Lines holding the string "排除B项" are the ones to copy from this listing.
┌─ Records supplied
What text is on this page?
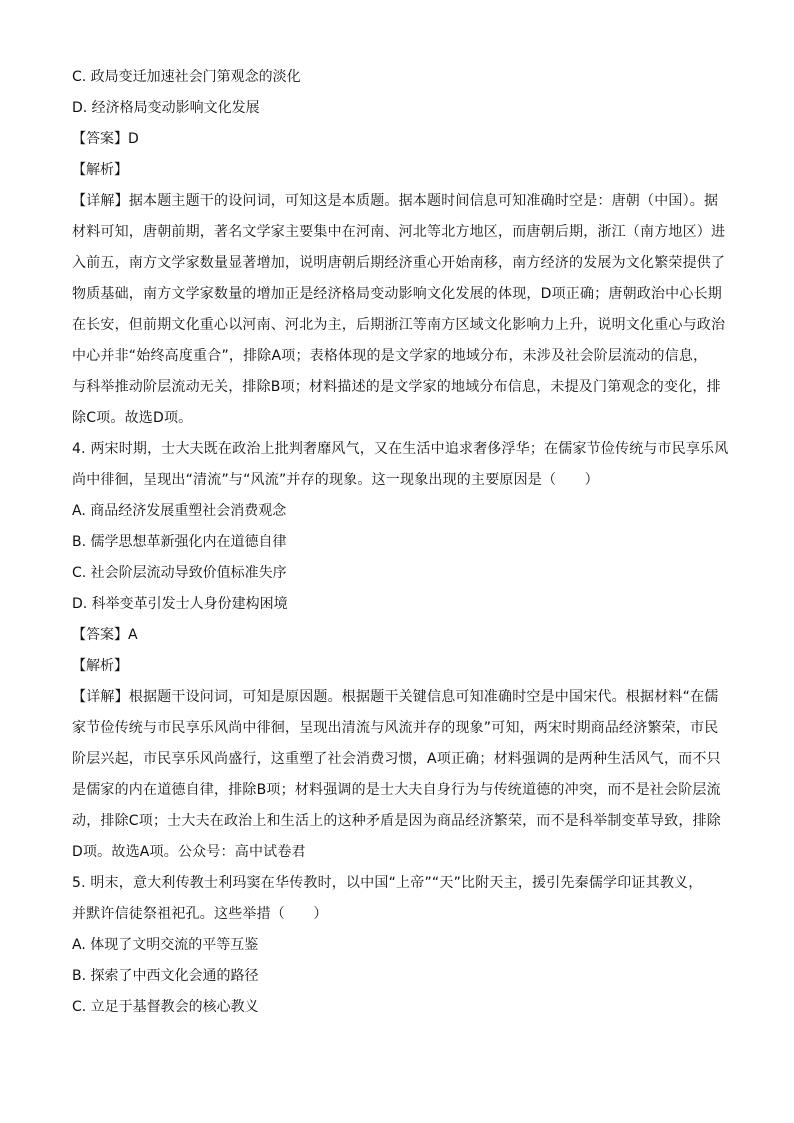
C. 政局变迁加速社会门第观念的淡化
D. 经济格局变动影响文化发展
【答案】D
【解析】
【详解】据本题主题干的设问词，可知这是本质题。据本题时间信息可知准确时空是：唐朝（中国）。据
材料可知，唐朝前期，著名文学家主要集中在河南、河北等北方地区，而唐朝后期，浙江（南方地区）进
入前五，南方文学家数量显著增加，说明唐朝后期经济重心开始南移，南方经济的发展为文化繁荣提供了
物质基础，南方文学家数量的增加正是经济格局变动影响文化发展的体现，D项正确；唐朝政治中心长期
在长安，但前期文化重心以河南、河北为主，后期浙江等南方区域文化影响力上升，说明文化重心与政治
中心并非“始终高度重合”，排除A项；表格体现的是文学家的地域分布，未涉及社会阶层流动的信息，
与科举推动阶层流动无关，排除B项；材料描述的是文学家的地域分布信息，未提及门第观念的变化，排
除C项。故选D项。
4. 两宋时期，士大夫既在政治上批判奢靡风气，又在生活中追求奢侈浮华；在儒家节俭传统与市民享乐风
尚中徘徊，呈现出“清流”与“风流”并存的现象。这一现象出现的主要原因是（　　）
A. 商品经济发展重塑社会消费观念
B. 儒学思想革新强化内在道德自律
C. 社会阶层流动导致价值标准失序
D. 科举变革引发士人身份建构困境
【答案】A
【解析】
【详解】根据题干设问词，可知是原因题。根据题干关键信息可知准确时空是中国宋代。根据材料“在儒
家节俭传统与市民享乐风尚中徘徊，呈现出清流与风流并存的现象”可知，两宋时期商品经济繁荣，市民
阶层兴起，市民享乐风尚盛行，这重塑了社会消费习惯，A项正确；材料强调的是两种生活风气，而不只
是儒家的内在道德自律，排除B项；材料强调的是士大夫自身行为与传统道德的冲突，而不是社会阶层流
动，排除C项；士大夫在政治上和生活上的这种矛盾是因为商品经济繁荣，而不是科举制变革导致，排除
D项。故选A项。公众号：高中试卷君
5. 明末，意大利传教士利玛窦在华传教时，以中国“上帝”“天”比附天主，援引先秦儒学印证其教义，
并默许信徒祭祖祀孔。这些举措（　　）
A. 体现了文明交流的平等互鉴
B. 探索了中西文化会通的路径
C. 立足于基督教会的核心教义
└─
▶ [Written answer]:
与科举推动阶层流动无关，排除B项；材料描述的是文学家的地域分布信息，未提及门第观念的变化，排
是儒家的内在道德自律，排除B项；材料强调的是士大夫自身行为与传统道德的冲突，而不是社会阶层流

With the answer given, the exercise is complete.